◆ Short task:
Take the material and output all of it exactly.

(Stored data entries)
# # # # #
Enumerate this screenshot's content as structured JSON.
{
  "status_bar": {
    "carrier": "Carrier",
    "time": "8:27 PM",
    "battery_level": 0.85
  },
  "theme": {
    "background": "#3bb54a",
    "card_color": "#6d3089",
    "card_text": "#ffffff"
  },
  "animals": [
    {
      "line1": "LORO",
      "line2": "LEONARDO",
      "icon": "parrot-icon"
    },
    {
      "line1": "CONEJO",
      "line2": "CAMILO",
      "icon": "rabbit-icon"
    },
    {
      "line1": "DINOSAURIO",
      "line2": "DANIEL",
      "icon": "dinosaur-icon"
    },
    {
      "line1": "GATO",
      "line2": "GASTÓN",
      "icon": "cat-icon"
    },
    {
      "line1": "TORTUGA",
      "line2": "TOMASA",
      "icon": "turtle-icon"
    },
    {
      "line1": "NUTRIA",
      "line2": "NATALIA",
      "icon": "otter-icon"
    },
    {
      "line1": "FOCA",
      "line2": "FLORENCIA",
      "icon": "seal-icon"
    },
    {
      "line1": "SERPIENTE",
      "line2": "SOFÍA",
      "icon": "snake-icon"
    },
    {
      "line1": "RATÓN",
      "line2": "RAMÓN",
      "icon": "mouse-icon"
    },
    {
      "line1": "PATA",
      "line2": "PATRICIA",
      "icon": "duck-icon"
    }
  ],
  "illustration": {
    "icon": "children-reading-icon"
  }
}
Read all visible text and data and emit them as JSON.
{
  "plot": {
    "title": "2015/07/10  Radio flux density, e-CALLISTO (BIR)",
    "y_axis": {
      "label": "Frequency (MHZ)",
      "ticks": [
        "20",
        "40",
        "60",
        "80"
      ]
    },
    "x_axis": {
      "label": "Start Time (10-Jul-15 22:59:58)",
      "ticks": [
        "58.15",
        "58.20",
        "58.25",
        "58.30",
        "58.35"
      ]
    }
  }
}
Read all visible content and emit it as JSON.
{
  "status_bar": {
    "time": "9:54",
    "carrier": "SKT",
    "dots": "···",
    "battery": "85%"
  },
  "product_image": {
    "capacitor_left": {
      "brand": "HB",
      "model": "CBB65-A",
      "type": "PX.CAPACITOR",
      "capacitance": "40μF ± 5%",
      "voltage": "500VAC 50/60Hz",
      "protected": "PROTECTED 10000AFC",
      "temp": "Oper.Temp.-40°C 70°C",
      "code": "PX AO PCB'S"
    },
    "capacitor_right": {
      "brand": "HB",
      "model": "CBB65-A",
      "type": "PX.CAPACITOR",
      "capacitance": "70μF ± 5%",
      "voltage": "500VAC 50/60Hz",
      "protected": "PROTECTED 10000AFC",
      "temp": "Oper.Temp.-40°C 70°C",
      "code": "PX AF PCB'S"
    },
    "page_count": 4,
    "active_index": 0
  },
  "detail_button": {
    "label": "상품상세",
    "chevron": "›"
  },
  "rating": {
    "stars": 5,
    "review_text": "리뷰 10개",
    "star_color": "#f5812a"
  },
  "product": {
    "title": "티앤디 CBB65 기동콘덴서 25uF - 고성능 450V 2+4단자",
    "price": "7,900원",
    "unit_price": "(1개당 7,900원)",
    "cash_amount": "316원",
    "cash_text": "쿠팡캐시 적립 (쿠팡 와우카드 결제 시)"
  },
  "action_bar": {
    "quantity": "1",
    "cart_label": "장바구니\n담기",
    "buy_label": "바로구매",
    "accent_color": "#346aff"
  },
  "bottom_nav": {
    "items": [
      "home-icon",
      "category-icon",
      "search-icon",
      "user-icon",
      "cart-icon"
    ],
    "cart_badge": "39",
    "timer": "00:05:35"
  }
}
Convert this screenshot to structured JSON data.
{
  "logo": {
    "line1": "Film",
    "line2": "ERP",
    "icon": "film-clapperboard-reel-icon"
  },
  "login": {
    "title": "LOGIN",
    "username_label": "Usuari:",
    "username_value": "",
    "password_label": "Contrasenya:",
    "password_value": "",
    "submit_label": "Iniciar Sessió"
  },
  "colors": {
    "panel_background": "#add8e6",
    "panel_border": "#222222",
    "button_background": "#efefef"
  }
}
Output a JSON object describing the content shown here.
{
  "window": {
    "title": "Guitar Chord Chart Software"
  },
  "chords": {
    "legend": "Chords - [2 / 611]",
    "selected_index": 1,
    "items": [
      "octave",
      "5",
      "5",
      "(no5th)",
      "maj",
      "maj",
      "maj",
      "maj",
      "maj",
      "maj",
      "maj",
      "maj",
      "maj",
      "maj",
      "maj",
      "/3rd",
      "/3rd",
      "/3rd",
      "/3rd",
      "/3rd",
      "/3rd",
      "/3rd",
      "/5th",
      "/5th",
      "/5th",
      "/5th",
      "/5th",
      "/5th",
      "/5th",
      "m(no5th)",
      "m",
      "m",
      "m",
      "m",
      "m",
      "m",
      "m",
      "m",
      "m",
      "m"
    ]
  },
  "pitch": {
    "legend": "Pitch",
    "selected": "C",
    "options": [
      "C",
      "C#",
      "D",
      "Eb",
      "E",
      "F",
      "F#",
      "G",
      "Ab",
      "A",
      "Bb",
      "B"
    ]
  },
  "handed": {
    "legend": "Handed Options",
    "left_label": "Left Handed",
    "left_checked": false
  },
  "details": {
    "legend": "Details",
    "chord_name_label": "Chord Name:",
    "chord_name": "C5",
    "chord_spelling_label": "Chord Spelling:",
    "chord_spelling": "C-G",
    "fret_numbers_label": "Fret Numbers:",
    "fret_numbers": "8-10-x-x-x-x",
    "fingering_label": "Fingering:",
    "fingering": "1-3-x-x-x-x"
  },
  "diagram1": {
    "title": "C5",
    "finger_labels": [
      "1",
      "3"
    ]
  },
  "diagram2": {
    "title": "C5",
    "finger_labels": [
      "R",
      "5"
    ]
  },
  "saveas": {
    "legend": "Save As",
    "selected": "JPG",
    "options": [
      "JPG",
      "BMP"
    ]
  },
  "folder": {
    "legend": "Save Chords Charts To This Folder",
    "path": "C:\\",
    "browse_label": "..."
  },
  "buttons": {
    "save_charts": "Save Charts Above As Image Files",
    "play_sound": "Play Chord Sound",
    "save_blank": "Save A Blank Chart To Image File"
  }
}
# # # # #
◆ Output of the exercise:
Enumerate this screenshot's content as structured JSON.
{
  "status_bar": {
    "carrier": "Carrier",
    "time": "8:27 PM",
    "battery_level": 0.85
  },
  "theme": {
    "background": "#3bb54a",
    "card_color": "#6d3089",
    "card_text": "#ffffff"
  },
  "animals": [
    {
      "line1": "LORO",
      "line2": "LEONARDO",
      "icon": "parrot-icon"
    },
    {
      "line1": "CONEJO",
      "line2": "CAMILO",
      "icon": "rabbit-icon"
    },
    {
      "line1": "DINOSAURIO",
      "line2": "DANIEL",
      "icon": "dinosaur-icon"
    },
    {
      "line1": "GATO",
      "line2": "GASTÓN",
      "icon": "cat-icon"
    },
    {
      "line1": "TORTUGA",
      "line2": "TOMASA",
      "icon": "turtle-icon"
    },
    {
      "line1": "NUTRIA",
      "line2": "NATALIA",
      "icon": "otter-icon"
    },
    {
      "line1": "FOCA",
      "line2": "FLORENCIA",
      "icon": "seal-icon"
    },
    {
      "line1": "SERPIENTE",
      "line2": "SOFÍA",
      "icon": "snake-icon"
    },
    {
      "line1": "RATÓN",
      "line2": "RAMÓN",
      "icon": "mouse-icon"
    },
    {
      "line1": "PATA",
      "line2": "PATRICIA",
      "icon": "duck-icon"
    }
  ],
  "illustration": {
    "icon": "children-reading-icon"
  }
}
Read all visible text and data and emit them as JSON.
{
  "plot": {
    "title": "2015/07/10  Radio flux density, e-CALLISTO (BIR)",
    "y_axis": {
      "label": "Frequency (MHZ)",
      "ticks": [
        "20",
        "40",
        "60",
        "80"
      ]
    },
    "x_axis": {
      "label": "Start Time (10-Jul-15 22:59:58)",
      "ticks": [
        "58.15",
        "58.20",
        "58.25",
        "58.30",
        "58.35"
      ]
    }
  }
}
Read all visible content and emit it as JSON.
{
  "status_bar": {
    "time": "9:54",
    "carrier": "SKT",
    "dots": "···",
    "battery": "85%"
  },
  "product_image": {
    "capacitor_left": {
      "brand": "HB",
      "model": "CBB65-A",
      "type": "PX.CAPACITOR",
      "capacitance": "40μF ± 5%",
      "voltage": "500VAC 50/60Hz",
      "protected": "PROTECTED 10000AFC",
      "temp": "Oper.Temp.-40°C 70°C",
      "code": "PX AO PCB'S"
    },
    "capacitor_right": {
      "brand": "HB",
      "model": "CBB65-A",
      "type": "PX.CAPACITOR",
      "capacitance": "70μF ± 5%",
      "voltage": "500VAC 50/60Hz",
      "protected": "PROTECTED 10000AFC",
      "temp": "Oper.Temp.-40°C 70°C",
      "code": "PX AF PCB'S"
    },
    "page_count": 4,
    "active_index": 0
  },
  "detail_button": {
    "label": "상품상세",
    "chevron": "›"
  },
  "rating": {
    "stars": 5,
    "review_text": "리뷰 10개",
    "star_color": "#f5812a"
  },
  "product": {
    "title": "티앤디 CBB65 기동콘덴서 25uF - 고성능 450V 2+4단자",
    "price": "7,900원",
    "unit_price": "(1개당 7,900원)",
    "cash_amount": "316원",
    "cash_text": "쿠팡캐시 적립 (쿠팡 와우카드 결제 시)"
  },
  "action_bar": {
    "quantity": "1",
    "cart_label": "장바구니\n담기",
    "buy_label": "바로구매",
    "accent_color": "#346aff"
  },
  "bottom_nav": {
    "items": [
      "home-icon",
      "category-icon",
      "search-icon",
      "user-icon",
      "cart-icon"
    ],
    "cart_badge": "39",
    "timer": "00:05:35"
  }
}
Convert this screenshot to structured JSON data.
{
  "logo": {
    "line1": "Film",
    "line2": "ERP",
    "icon": "film-clapperboard-reel-icon"
  },
  "login": {
    "title": "LOGIN",
    "username_label": "Usuari:",
    "username_value": "",
    "password_label": "Contrasenya:",
    "password_value": "",
    "submit_label": "Iniciar Sessió"
  },
  "colors": {
    "panel_background": "#add8e6",
    "panel_border": "#222222",
    "button_background": "#efefef"
  }
}
Output a JSON object describing the content shown here.
{
  "window": {
    "title": "Guitar Chord Chart Software"
  },
  "chords": {
    "legend": "Chords - [2 / 611]",
    "selected_index": 1,
    "items": [
      "octave",
      "5",
      "5",
      "(no5th)",
      "maj",
      "maj",
      "maj",
      "maj",
      "maj",
      "maj",
      "maj",
      "maj",
      "maj",
      "maj",
      "maj",
      "/3rd",
      "/3rd",
      "/3rd",
      "/3rd",
      "/3rd",
      "/3rd",
      "/3rd",
      "/5th",
      "/5th",
      "/5th",
      "/5th",
      "/5th",
      "/5th",
      "/5th",
      "m(no5th)",
      "m",
      "m",
      "m",
      "m",
      "m",
      "m",
      "m",
      "m",
      "m",
      "m"
    ]
  },
  "pitch": {
    "legend": "Pitch",
    "selected": "C",
    "options": [
      "C",
      "C#",
      "D",
      "Eb",
      "E",
      "F",
      "F#",
      "G",
      "Ab",
      "A",
      "Bb",
      "B"
    ]
  },
  "handed": {
    "legend": "Handed Options",
    "left_label": "Left Handed",
    "left_checked": false
  },
  "details": {
    "legend": "Details",
    "chord_name_label": "Chord Name:",
    "chord_name": "C5",
    "chord_spelling_label": "Chord Spelling:",
    "chord_spelling": "C-G",
    "fret_numbers_label": "Fret Numbers:",
    "fret_numbers": "8-10-x-x-x-x",
    "fingering_label": "Fingering:",
    "fingering": "1-3-x-x-x-x"
  },
  "diagram1": {
    "title": "C5",
    "finger_labels": [
      "1",
      "3"
    ]
  },
  "diagram2": {
    "title": "C5",
    "finger_labels": [
      "R",
      "5"
    ]
  },
  "saveas": {
    "legend": "Save As",
    "selected": "JPG",
    "options": [
      "JPG",
      "BMP"
    ]
  },
  "folder": {
    "legend": "Save Chords Charts To This Folder",
    "path": "C:\\",
    "browse_label": "..."
  },
  "buttons": {
    "save_charts": "Save Charts Above As Image Files",
    "play_sound": "Play Chord Sound",
    "save_blank": "Save A Blank Chart To Image File"
  }
}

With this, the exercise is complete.